— TASK STATEMENT —
Output each line exactly as it appears, skipping any embedded picture.

— Figure collection entries —
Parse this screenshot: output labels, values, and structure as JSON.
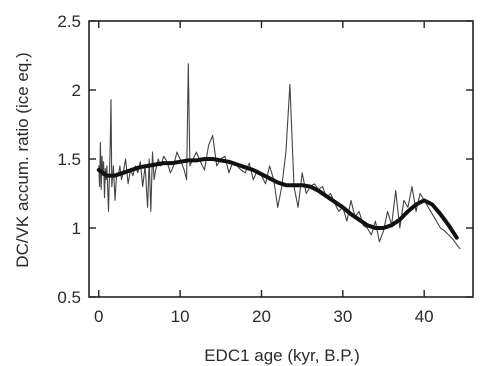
{
  "chart_data": {
    "type": "line",
    "title": "",
    "xlabel": "EDC1 age (kyr, B.P.)",
    "ylabel": "DC/VK accum. ratio (ice eq.)",
    "xlim": [
      -1.2,
      46
    ],
    "ylim": [
      0.5,
      2.5
    ],
    "xticks": [
      0,
      10,
      20,
      30,
      40
    ],
    "yticks": [
      0.5,
      1,
      1.5,
      2,
      2.5
    ],
    "ytick_labels": [
      "0.5",
      "1",
      "1.5",
      "2",
      "2.5"
    ],
    "grid": false,
    "legend": "none",
    "series": [
      {
        "style": "thin",
        "color": "#444444",
        "x": [
          0.0,
          0.1,
          0.2,
          0.3,
          0.4,
          0.5,
          0.6,
          0.7,
          0.8,
          0.9,
          1.0,
          1.2,
          1.4,
          1.5,
          1.6,
          1.8,
          2.0,
          2.2,
          2.4,
          2.6,
          2.8,
          3.0,
          3.3,
          3.6,
          3.9,
          4.2,
          4.5,
          4.8,
          5.1,
          5.4,
          5.7,
          6.0,
          6.2,
          6.4,
          6.6,
          6.8,
          7.0,
          7.3,
          7.6,
          8.0,
          8.4,
          8.8,
          9.2,
          9.6,
          10.0,
          10.5,
          10.8,
          11.0,
          11.2,
          11.6,
          12.0,
          12.5,
          13.0,
          13.5,
          14.0,
          14.5,
          15.0,
          15.5,
          16.0,
          16.5,
          17.0,
          17.5,
          18.0,
          18.5,
          19.0,
          19.5,
          20.0,
          20.5,
          21.0,
          21.5,
          22.0,
          22.5,
          23.0,
          23.5,
          24.0,
          24.5,
          25.0,
          25.5,
          26.0,
          26.5,
          27.0,
          27.5,
          28.0,
          28.5,
          29.0,
          29.5,
          30.0,
          30.5,
          31.0,
          31.5,
          32.0,
          32.5,
          33.0,
          33.5,
          34.0,
          34.5,
          35.0,
          35.5,
          36.0,
          36.5,
          37.0,
          37.5,
          38.0,
          38.5,
          39.0,
          39.5,
          40.0,
          40.5,
          41.0,
          41.5,
          42.0,
          42.5,
          43.0,
          43.5,
          44.0,
          44.4
        ],
        "y": [
          1.45,
          1.3,
          1.62,
          1.28,
          1.52,
          1.38,
          1.48,
          1.22,
          1.43,
          1.35,
          1.45,
          1.12,
          1.6,
          1.93,
          1.3,
          1.45,
          1.2,
          1.4,
          1.38,
          1.45,
          1.35,
          1.4,
          1.5,
          1.32,
          1.42,
          1.38,
          1.45,
          1.4,
          1.48,
          1.3,
          1.45,
          1.15,
          1.5,
          1.12,
          1.55,
          1.35,
          1.42,
          1.5,
          1.45,
          1.52,
          1.48,
          1.4,
          1.45,
          1.55,
          1.5,
          1.42,
          1.35,
          2.19,
          1.45,
          1.5,
          1.55,
          1.48,
          1.42,
          1.6,
          1.67,
          1.45,
          1.5,
          1.52,
          1.4,
          1.48,
          1.45,
          1.42,
          1.4,
          1.47,
          1.35,
          1.42,
          1.38,
          1.32,
          1.45,
          1.35,
          1.15,
          1.3,
          1.55,
          2.04,
          1.3,
          1.15,
          1.4,
          1.25,
          1.3,
          1.32,
          1.28,
          1.3,
          1.22,
          1.25,
          1.18,
          1.12,
          1.15,
          1.05,
          1.2,
          1.08,
          1.12,
          1.02,
          1.0,
          0.95,
          1.05,
          0.9,
          0.98,
          1.12,
          1.02,
          1.27,
          1.0,
          1.2,
          1.15,
          1.3,
          1.12,
          1.25,
          1.2,
          1.15,
          1.1,
          1.05,
          1.0,
          0.98,
          0.95,
          0.92,
          0.88,
          0.85
        ]
      },
      {
        "style": "thick-smoothed",
        "color": "#111111",
        "x": [
          0,
          1,
          2,
          3,
          4,
          5,
          6,
          7,
          8,
          9,
          10,
          11,
          12,
          13,
          14,
          15,
          16,
          17,
          18,
          19,
          20,
          21,
          22,
          23,
          24,
          25,
          26,
          27,
          28,
          29,
          30,
          31,
          32,
          33,
          34,
          35,
          36,
          37,
          38,
          39,
          40,
          41,
          42,
          43,
          44
        ],
        "y": [
          1.42,
          1.38,
          1.38,
          1.4,
          1.42,
          1.44,
          1.45,
          1.46,
          1.47,
          1.47,
          1.48,
          1.49,
          1.49,
          1.5,
          1.5,
          1.49,
          1.48,
          1.46,
          1.44,
          1.42,
          1.39,
          1.36,
          1.33,
          1.31,
          1.31,
          1.31,
          1.3,
          1.27,
          1.23,
          1.19,
          1.15,
          1.1,
          1.06,
          1.02,
          1.0,
          1.0,
          1.02,
          1.06,
          1.12,
          1.17,
          1.2,
          1.17,
          1.1,
          1.02,
          0.93
        ]
      }
    ]
  }
}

— FULL SOLUTION —
Parse this screenshot: output labels, values, and structure as JSON.
{
  "chart_data": {
    "type": "line",
    "title": "",
    "xlabel": "EDC1 age (kyr, B.P.)",
    "ylabel": "DC/VK accum. ratio (ice eq.)",
    "xlim": [
      -1.2,
      46
    ],
    "ylim": [
      0.5,
      2.5
    ],
    "xticks": [
      0,
      10,
      20,
      30,
      40
    ],
    "yticks": [
      0.5,
      1,
      1.5,
      2,
      2.5
    ],
    "ytick_labels": [
      "0.5",
      "1",
      "1.5",
      "2",
      "2.5"
    ],
    "grid": false,
    "legend": "none",
    "series": [
      {
        "style": "thin",
        "color": "#444444",
        "x": [
          0.0,
          0.1,
          0.2,
          0.3,
          0.4,
          0.5,
          0.6,
          0.7,
          0.8,
          0.9,
          1.0,
          1.2,
          1.4,
          1.5,
          1.6,
          1.8,
          2.0,
          2.2,
          2.4,
          2.6,
          2.8,
          3.0,
          3.3,
          3.6,
          3.9,
          4.2,
          4.5,
          4.8,
          5.1,
          5.4,
          5.7,
          6.0,
          6.2,
          6.4,
          6.6,
          6.8,
          7.0,
          7.3,
          7.6,
          8.0,
          8.4,
          8.8,
          9.2,
          9.6,
          10.0,
          10.5,
          10.8,
          11.0,
          11.2,
          11.6,
          12.0,
          12.5,
          13.0,
          13.5,
          14.0,
          14.5,
          15.0,
          15.5,
          16.0,
          16.5,
          17.0,
          17.5,
          18.0,
          18.5,
          19.0,
          19.5,
          20.0,
          20.5,
          21.0,
          21.5,
          22.0,
          22.5,
          23.0,
          23.5,
          24.0,
          24.5,
          25.0,
          25.5,
          26.0,
          26.5,
          27.0,
          27.5,
          28.0,
          28.5,
          29.0,
          29.5,
          30.0,
          30.5,
          31.0,
          31.5,
          32.0,
          32.5,
          33.0,
          33.5,
          34.0,
          34.5,
          35.0,
          35.5,
          36.0,
          36.5,
          37.0,
          37.5,
          38.0,
          38.5,
          39.0,
          39.5,
          40.0,
          40.5,
          41.0,
          41.5,
          42.0,
          42.5,
          43.0,
          43.5,
          44.0,
          44.4
        ],
        "y": [
          1.45,
          1.3,
          1.62,
          1.28,
          1.52,
          1.38,
          1.48,
          1.22,
          1.43,
          1.35,
          1.45,
          1.12,
          1.6,
          1.93,
          1.3,
          1.45,
          1.2,
          1.4,
          1.38,
          1.45,
          1.35,
          1.4,
          1.5,
          1.32,
          1.42,
          1.38,
          1.45,
          1.4,
          1.48,
          1.3,
          1.45,
          1.15,
          1.5,
          1.12,
          1.55,
          1.35,
          1.42,
          1.5,
          1.45,
          1.52,
          1.48,
          1.4,
          1.45,
          1.55,
          1.5,
          1.42,
          1.35,
          2.19,
          1.45,
          1.5,
          1.55,
          1.48,
          1.42,
          1.6,
          1.67,
          1.45,
          1.5,
          1.52,
          1.4,
          1.48,
          1.45,
          1.42,
          1.4,
          1.47,
          1.35,
          1.42,
          1.38,
          1.32,
          1.45,
          1.35,
          1.15,
          1.3,
          1.55,
          2.04,
          1.3,
          1.15,
          1.4,
          1.25,
          1.3,
          1.32,
          1.28,
          1.3,
          1.22,
          1.25,
          1.18,
          1.12,
          1.15,
          1.05,
          1.2,
          1.08,
          1.12,
          1.02,
          1.0,
          0.95,
          1.05,
          0.9,
          0.98,
          1.12,
          1.02,
          1.27,
          1.0,
          1.2,
          1.15,
          1.3,
          1.12,
          1.25,
          1.2,
          1.15,
          1.1,
          1.05,
          1.0,
          0.98,
          0.95,
          0.92,
          0.88,
          0.85
        ]
      },
      {
        "style": "thick-smoothed",
        "color": "#111111",
        "x": [
          0,
          1,
          2,
          3,
          4,
          5,
          6,
          7,
          8,
          9,
          10,
          11,
          12,
          13,
          14,
          15,
          16,
          17,
          18,
          19,
          20,
          21,
          22,
          23,
          24,
          25,
          26,
          27,
          28,
          29,
          30,
          31,
          32,
          33,
          34,
          35,
          36,
          37,
          38,
          39,
          40,
          41,
          42,
          43,
          44
        ],
        "y": [
          1.42,
          1.38,
          1.38,
          1.4,
          1.42,
          1.44,
          1.45,
          1.46,
          1.47,
          1.47,
          1.48,
          1.49,
          1.49,
          1.5,
          1.5,
          1.49,
          1.48,
          1.46,
          1.44,
          1.42,
          1.39,
          1.36,
          1.33,
          1.31,
          1.31,
          1.31,
          1.3,
          1.27,
          1.23,
          1.19,
          1.15,
          1.1,
          1.06,
          1.02,
          1.0,
          1.0,
          1.02,
          1.06,
          1.12,
          1.17,
          1.2,
          1.17,
          1.1,
          1.02,
          0.93
        ]
      }
    ]
  }
}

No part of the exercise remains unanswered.